→ **OBJECTIVE**: Look for the string "Weight" and copy every line that has it.

======== SUPPLIED MATERIAL

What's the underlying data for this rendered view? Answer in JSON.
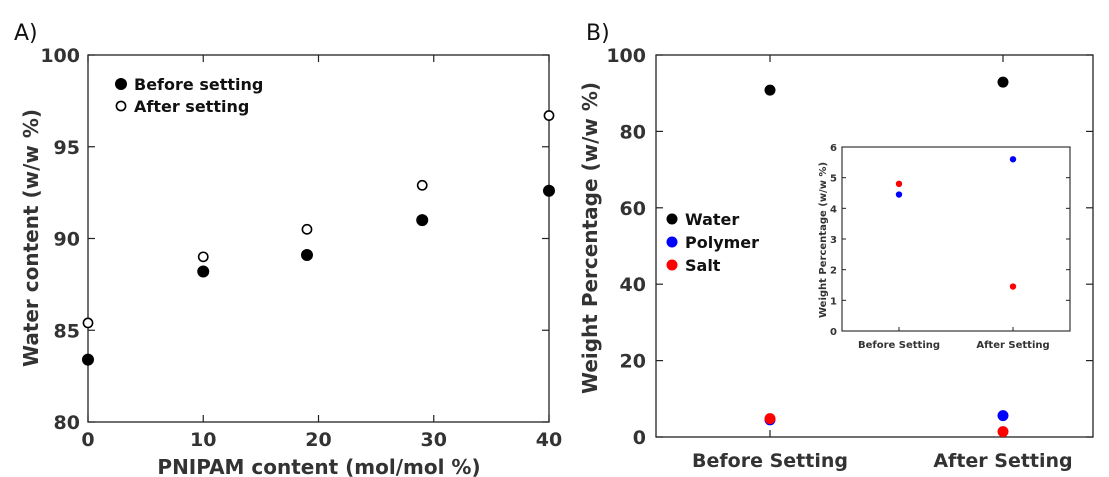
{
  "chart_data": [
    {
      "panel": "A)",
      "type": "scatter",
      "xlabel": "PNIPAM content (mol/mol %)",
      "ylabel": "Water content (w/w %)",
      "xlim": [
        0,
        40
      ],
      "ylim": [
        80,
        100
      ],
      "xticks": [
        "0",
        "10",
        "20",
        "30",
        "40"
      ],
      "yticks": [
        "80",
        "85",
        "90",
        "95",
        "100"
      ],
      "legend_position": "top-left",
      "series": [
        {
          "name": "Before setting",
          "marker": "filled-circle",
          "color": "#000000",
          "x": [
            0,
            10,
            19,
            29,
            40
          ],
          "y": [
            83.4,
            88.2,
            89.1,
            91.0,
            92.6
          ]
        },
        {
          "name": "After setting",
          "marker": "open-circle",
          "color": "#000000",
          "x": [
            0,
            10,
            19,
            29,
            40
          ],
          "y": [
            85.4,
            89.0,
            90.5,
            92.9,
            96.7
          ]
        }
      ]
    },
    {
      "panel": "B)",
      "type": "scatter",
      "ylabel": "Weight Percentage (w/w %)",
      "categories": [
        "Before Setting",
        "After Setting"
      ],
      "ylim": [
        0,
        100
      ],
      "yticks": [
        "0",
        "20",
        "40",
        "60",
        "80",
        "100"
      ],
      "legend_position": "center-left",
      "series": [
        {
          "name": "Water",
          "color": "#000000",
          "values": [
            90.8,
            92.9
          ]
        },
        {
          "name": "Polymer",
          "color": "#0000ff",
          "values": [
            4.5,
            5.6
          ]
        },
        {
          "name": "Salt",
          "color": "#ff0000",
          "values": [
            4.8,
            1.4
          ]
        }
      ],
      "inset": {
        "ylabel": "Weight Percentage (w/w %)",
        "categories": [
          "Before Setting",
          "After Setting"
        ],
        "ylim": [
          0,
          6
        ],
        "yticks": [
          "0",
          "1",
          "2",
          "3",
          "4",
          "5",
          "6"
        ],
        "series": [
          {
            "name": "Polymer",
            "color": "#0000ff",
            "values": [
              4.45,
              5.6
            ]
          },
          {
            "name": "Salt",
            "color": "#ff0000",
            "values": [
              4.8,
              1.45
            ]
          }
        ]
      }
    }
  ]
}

================

→ **OUTPUT**:
      "ylabel": "Weight Percentage (w/w %)",
        "ylabel": "Weight Percentage (w/w %)",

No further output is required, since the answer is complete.